Instructions for the task - A verbatim transcription of every record below is required.

Exercise materials -
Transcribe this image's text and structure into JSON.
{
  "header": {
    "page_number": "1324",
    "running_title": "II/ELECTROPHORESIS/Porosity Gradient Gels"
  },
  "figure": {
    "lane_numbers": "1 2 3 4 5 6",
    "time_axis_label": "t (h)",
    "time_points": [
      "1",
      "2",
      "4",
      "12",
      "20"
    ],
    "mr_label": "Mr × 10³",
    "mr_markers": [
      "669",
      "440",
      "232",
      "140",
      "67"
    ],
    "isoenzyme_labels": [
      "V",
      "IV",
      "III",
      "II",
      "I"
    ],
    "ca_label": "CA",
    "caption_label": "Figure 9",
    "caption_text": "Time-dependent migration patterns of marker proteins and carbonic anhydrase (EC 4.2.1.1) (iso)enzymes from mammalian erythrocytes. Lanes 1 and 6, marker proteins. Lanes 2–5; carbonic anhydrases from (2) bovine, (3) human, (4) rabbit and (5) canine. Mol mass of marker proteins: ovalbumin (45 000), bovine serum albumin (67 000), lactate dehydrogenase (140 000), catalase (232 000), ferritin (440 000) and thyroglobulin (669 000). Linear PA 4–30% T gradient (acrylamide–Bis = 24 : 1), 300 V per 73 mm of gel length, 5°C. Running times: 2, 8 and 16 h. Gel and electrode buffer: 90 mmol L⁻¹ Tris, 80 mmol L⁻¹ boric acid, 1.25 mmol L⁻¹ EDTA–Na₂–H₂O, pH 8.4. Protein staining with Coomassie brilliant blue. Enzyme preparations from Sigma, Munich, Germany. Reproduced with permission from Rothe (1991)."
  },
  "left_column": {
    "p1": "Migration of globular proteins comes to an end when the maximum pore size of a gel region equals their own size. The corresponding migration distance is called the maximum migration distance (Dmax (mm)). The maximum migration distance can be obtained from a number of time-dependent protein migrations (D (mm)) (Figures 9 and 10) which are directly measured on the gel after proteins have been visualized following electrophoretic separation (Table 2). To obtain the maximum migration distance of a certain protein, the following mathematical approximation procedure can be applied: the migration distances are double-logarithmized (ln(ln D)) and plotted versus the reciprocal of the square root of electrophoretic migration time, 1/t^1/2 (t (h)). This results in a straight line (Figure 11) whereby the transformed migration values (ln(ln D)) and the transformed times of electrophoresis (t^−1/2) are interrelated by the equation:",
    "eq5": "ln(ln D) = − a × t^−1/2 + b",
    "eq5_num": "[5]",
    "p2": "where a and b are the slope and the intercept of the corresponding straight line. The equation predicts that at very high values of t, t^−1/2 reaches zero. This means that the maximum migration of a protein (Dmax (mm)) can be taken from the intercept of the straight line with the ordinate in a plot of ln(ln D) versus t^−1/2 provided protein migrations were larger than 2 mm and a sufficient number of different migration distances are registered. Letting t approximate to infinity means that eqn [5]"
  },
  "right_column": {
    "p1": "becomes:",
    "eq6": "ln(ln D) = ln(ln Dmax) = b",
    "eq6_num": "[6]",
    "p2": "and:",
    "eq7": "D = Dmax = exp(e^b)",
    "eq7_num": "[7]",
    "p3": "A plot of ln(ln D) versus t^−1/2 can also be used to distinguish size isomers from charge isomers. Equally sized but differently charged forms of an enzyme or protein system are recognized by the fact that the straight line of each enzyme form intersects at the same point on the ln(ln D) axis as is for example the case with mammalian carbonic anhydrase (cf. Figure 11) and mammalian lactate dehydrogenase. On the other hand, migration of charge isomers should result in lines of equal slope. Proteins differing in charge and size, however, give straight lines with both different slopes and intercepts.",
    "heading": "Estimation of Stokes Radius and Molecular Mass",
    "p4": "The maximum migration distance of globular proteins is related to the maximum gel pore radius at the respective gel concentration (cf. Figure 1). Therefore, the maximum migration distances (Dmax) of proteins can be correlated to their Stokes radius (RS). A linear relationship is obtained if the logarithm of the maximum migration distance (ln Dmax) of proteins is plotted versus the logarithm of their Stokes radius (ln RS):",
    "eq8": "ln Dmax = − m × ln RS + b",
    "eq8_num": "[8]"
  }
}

Answer box -
Transcribe this image's text and structure into JSON.
{
  "header": {
    "page_number": "1324",
    "running_title": "II/ELECTROPHORESIS/Porosity Gradient Gels"
  },
  "figure": {
    "lane_numbers": "1 2 3 4 5 6",
    "time_axis_label": "t (h)",
    "time_points": [
      "1",
      "2",
      "4",
      "12",
      "20"
    ],
    "mr_label": "Mr × 10³",
    "mr_markers": [
      "669",
      "440",
      "232",
      "140",
      "67"
    ],
    "isoenzyme_labels": [
      "V",
      "IV",
      "III",
      "II",
      "I"
    ],
    "ca_label": "CA",
    "caption_label": "Figure 9",
    "caption_text": "Time-dependent migration patterns of marker proteins and carbonic anhydrase (EC 4.2.1.1) (iso)enzymes from mammalian erythrocytes. Lanes 1 and 6, marker proteins. Lanes 2–5; carbonic anhydrases from (2) bovine, (3) human, (4) rabbit and (5) canine. Mol mass of marker proteins: ovalbumin (45 000), bovine serum albumin (67 000), lactate dehydrogenase (140 000), catalase (232 000), ferritin (440 000) and thyroglobulin (669 000). Linear PA 4–30% T gradient (acrylamide–Bis = 24 : 1), 300 V per 73 mm of gel length, 5°C. Running times: 2, 8 and 16 h. Gel and electrode buffer: 90 mmol L⁻¹ Tris, 80 mmol L⁻¹ boric acid, 1.25 mmol L⁻¹ EDTA–Na₂–H₂O, pH 8.4. Protein staining with Coomassie brilliant blue. Enzyme preparations from Sigma, Munich, Germany. Reproduced with permission from Rothe (1991)."
  },
  "left_column": {
    "p1": "Migration of globular proteins comes to an end when the maximum pore size of a gel region equals their own size. The corresponding migration distance is called the maximum migration distance (Dmax (mm)). The maximum migration distance can be obtained from a number of time-dependent protein migrations (D (mm)) (Figures 9 and 10) which are directly measured on the gel after proteins have been visualized following electrophoretic separation (Table 2). To obtain the maximum migration distance of a certain protein, the following mathematical approximation procedure can be applied: the migration distances are double-logarithmized (ln(ln D)) and plotted versus the reciprocal of the square root of electrophoretic migration time, 1/t^1/2 (t (h)). This results in a straight line (Figure 11) whereby the transformed migration values (ln(ln D)) and the transformed times of electrophoresis (t^−1/2) are interrelated by the equation:",
    "eq5": "ln(ln D) = − a × t^−1/2 + b",
    "eq5_num": "[5]",
    "p2": "where a and b are the slope and the intercept of the corresponding straight line. The equation predicts that at very high values of t, t^−1/2 reaches zero. This means that the maximum migration of a protein (Dmax (mm)) can be taken from the intercept of the straight line with the ordinate in a plot of ln(ln D) versus t^−1/2 provided protein migrations were larger than 2 mm and a sufficient number of different migration distances are registered. Letting t approximate to infinity means that eqn [5]"
  },
  "right_column": {
    "p1": "becomes:",
    "eq6": "ln(ln D) = ln(ln Dmax) = b",
    "eq6_num": "[6]",
    "p2": "and:",
    "eq7": "D = Dmax = exp(e^b)",
    "eq7_num": "[7]",
    "p3": "A plot of ln(ln D) versus t^−1/2 can also be used to distinguish size isomers from charge isomers. Equally sized but differently charged forms of an enzyme or protein system are recognized by the fact that the straight line of each enzyme form intersects at the same point on the ln(ln D) axis as is for example the case with mammalian carbonic anhydrase (cf. Figure 11) and mammalian lactate dehydrogenase. On the other hand, migration of charge isomers should result in lines of equal slope. Proteins differing in charge and size, however, give straight lines with both different slopes and intercepts.",
    "heading": "Estimation of Stokes Radius and Molecular Mass",
    "p4": "The maximum migration distance of globular proteins is related to the maximum gel pore radius at the respective gel concentration (cf. Figure 1). Therefore, the maximum migration distances (Dmax) of proteins can be correlated to their Stokes radius (RS). A linear relationship is obtained if the logarithm of the maximum migration distance (ln Dmax) of proteins is plotted versus the logarithm of their Stokes radius (ln RS):",
    "eq8": "ln Dmax = − m × ln RS + b",
    "eq8_num": "[8]"
  }
}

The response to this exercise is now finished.